===== ТЕКСТ ДОКУМЕНТА

Когда на критский брег повлек
Европу Зевс в полон,
И то почтительней не мог
К возлюбленной быть он.
Они встретились на берегу и поженились и многие годы вели самую простую и счастливую жизнь, какой когда-либо жили на свете супруги. Говорят, король поморщился, когда впервые увидел свою дурнушку-невесту; но как бы то ни было, он был ей верным и преданным мужем, а она ему - любящей, преданной женой. У них устраивались простые развлечения, самые простые и невинные: деревенские танцы, на которые приглашалось десять - двенадцать пар, и честный король танцевал вместе со всеми по три часа кряду под одну музыку; а после такого утонченного удовольствия отправлялись спать натощак (голодные придворные про себя понемногу роптали) и вставали назавтра чуть свет, с тем чтобы вечером, быть может, снова пуститься в пляс; или же королева садилась играть на маленьком клавесине, - она недурно играла, по свидетельству Гайдна, - или король читал ей вслух что-нибудь из "Зрителя" или проповедь Огдена. Что за жизнь! Аркадия! Раньше по воскресеньям бывали утренние дворцовые приемы; но молодой король их отменил, как отменил и нечестивые карточные игры, о которых говорилось выше. Однако он вовсе не был чужд невинных удовольствий, вернее, таких, которые почитал невинными. Он покровительствовал искусствам - на свой лад; был добр и милостив к артистам, которые ему нравились; уважительно относился к их профессии. Он даже задумал как-то учредить орден Минервы для деятелей науки и литературы; рыцари этого ордена должны были идти по старшинству сразу после рыцарей ордена Бани и носить соломенно-желтую ленту с шестнадцатиконечной звездой. Но среди ученых мужей началась такая драка за эти ордена, что от всей затеи пришлось отказаться, и Минерва со своей звездой так и не снизошла к нам на землю.
Георг III возражал против того, чтобы расписывали стены собора святого Павла, он считал это папистским обычаем; в результате здание собора по сей день украшают лишь безобразные языческие статуи. Впрочем, оно и к лучшему, ибо картины и рисунки конца минувшего века отличались плачевно низкими качествами, и нам куда приятнее иметь перед глазами белые стены (когда мы отводим взгляд от священника), нежели аляповатые полотна Оупи или немыслимых страшилищ Фюзелли.
Однако существует один день в году, - в этот день старый Георг особенно любил бывать в соборе святого Павла, - когда собор, думается мне, бывает поистине прекрасен: в этот день пять тысяч приютских детей, румяных, как букеты роз, звонкими, свежими голосами поют гимны, наполняющие сердце каждого слушателя благодарностью и ликованием. Я видел много величественных зрелищ: коронации, великолепие Парижа, открытие выставок, римские богослужения с процессиями долгополых кардиналов под сладкогласные трели жирных певчих, - но, по-моему, во всем христианской! мире ничто не может сравниться с Днем приютских детей. Non angli sed angeli {Не англы, но ангелы (лат.).}. При взгляде на эти прелестные невинные создания, при первых звуках их пения, право же, может показаться, что поют небесные херувимы.

==========
===== ПРЕДОСТАВЛЕННЫЕ СТРОКИ

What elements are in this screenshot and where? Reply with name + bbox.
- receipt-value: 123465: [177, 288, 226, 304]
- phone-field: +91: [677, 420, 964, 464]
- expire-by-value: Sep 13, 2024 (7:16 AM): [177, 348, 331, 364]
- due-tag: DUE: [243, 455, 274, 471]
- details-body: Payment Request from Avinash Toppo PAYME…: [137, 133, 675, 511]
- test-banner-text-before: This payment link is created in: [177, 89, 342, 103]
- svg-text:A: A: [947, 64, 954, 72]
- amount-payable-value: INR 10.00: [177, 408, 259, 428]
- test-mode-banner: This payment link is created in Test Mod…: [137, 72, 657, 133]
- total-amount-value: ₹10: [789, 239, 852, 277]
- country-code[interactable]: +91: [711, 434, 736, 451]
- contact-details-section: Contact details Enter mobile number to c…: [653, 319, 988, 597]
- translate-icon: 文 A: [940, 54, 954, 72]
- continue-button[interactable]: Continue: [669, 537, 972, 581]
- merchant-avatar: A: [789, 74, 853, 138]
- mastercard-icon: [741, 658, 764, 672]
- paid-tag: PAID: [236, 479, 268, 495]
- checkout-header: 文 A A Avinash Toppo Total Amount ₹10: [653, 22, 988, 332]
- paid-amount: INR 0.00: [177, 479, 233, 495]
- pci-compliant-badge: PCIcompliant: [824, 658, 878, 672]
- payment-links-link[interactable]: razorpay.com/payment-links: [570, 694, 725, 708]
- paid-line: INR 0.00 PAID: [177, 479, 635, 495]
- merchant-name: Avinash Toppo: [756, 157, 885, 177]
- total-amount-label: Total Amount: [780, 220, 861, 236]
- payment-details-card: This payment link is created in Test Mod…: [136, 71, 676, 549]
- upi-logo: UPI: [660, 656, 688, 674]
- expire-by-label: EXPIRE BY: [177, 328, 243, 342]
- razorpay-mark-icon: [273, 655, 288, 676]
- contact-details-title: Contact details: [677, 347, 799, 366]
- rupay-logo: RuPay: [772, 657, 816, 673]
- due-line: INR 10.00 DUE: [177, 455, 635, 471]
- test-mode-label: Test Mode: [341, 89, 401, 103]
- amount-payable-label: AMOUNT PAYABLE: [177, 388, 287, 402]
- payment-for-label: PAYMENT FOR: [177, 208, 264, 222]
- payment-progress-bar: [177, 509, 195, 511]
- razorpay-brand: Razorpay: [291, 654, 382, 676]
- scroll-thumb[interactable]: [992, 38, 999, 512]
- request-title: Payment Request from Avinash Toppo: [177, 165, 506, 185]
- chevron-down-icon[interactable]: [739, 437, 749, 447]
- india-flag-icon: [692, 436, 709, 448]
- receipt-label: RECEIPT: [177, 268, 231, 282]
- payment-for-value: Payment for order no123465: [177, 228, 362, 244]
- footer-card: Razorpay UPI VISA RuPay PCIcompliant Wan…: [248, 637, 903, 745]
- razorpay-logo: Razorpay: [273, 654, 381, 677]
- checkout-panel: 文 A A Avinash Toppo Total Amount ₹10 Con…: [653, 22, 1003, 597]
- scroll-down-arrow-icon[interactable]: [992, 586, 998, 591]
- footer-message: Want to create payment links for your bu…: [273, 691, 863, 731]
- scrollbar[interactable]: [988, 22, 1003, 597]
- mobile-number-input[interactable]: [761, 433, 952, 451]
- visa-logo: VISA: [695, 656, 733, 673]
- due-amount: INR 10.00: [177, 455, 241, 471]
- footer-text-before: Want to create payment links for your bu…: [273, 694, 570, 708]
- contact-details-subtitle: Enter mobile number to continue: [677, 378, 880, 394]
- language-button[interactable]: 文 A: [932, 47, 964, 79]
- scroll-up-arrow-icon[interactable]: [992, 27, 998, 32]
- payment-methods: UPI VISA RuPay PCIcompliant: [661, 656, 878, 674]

==========

Перепишите из текста о Георге III всё, начиная со слов «Георг III возражал» и вплоть до слов «немыслимых страшилищ Фюзелли.» включительно. Опирайтесь только на текст о Георге III.

ИТОГ УПРАЖНЕНИЯ
Георг III возражал против того, чтобы расписывали стены собора святого Павла, он считал это папистским обычаем; в результате здание собора по сей день украшают лишь безобразные языческие статуи. Впрочем, оно и к лучшему, ибо картины и рисунки конца минувшего века отличались плачевно низкими качествами, и нам куда приятнее иметь перед глазами белые стены (когда мы отводим взгляд от священника), нежели аляповатые полотна Оупи или немыслимых страшилищ Фюзелли.